Scan the lines below for "description"; report the number of lines that contain it, and only that.

■ ■ ■ ■ ■ ■ ■

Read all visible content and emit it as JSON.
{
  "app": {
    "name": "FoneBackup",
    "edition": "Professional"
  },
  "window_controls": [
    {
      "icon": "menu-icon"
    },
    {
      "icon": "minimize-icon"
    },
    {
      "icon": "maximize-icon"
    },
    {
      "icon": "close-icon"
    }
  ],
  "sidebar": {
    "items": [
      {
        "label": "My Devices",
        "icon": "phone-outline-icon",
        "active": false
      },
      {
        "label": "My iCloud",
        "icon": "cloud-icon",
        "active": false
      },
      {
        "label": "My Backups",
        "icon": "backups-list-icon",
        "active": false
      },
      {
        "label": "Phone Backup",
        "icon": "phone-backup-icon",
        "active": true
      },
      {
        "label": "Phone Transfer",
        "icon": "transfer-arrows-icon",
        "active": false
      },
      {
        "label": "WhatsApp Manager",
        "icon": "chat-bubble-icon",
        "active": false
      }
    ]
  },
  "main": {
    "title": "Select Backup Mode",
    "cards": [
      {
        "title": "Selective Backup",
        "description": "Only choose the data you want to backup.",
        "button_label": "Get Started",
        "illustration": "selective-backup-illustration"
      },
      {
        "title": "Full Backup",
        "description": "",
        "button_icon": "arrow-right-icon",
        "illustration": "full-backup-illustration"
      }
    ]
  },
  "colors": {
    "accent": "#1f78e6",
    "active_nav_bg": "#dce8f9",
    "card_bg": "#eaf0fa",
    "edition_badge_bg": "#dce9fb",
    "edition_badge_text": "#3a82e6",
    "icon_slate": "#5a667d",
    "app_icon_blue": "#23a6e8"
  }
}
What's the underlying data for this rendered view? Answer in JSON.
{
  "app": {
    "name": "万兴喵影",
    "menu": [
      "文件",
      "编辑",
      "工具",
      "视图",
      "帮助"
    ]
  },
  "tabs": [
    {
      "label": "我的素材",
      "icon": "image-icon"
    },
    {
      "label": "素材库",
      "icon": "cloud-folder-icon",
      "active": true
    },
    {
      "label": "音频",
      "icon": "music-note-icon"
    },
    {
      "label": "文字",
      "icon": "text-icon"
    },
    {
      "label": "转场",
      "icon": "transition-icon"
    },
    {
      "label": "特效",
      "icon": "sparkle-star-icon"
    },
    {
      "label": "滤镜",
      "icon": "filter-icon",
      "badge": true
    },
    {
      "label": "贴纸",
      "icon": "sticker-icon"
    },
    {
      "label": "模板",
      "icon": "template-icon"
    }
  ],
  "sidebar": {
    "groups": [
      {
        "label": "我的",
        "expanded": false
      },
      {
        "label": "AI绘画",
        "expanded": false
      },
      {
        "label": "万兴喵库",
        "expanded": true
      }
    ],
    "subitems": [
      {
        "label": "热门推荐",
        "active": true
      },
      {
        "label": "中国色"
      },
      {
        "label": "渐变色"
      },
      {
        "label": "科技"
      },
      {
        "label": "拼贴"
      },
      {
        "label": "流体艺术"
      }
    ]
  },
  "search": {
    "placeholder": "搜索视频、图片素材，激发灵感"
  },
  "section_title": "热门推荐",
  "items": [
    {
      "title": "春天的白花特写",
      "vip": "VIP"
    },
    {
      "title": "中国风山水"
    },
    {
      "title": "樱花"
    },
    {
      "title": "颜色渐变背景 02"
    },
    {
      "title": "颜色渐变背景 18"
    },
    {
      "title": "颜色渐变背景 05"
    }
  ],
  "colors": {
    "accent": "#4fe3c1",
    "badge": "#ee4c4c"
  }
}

■ ■ ■ ■ ■ ■ ■

ANSWER BELOW
2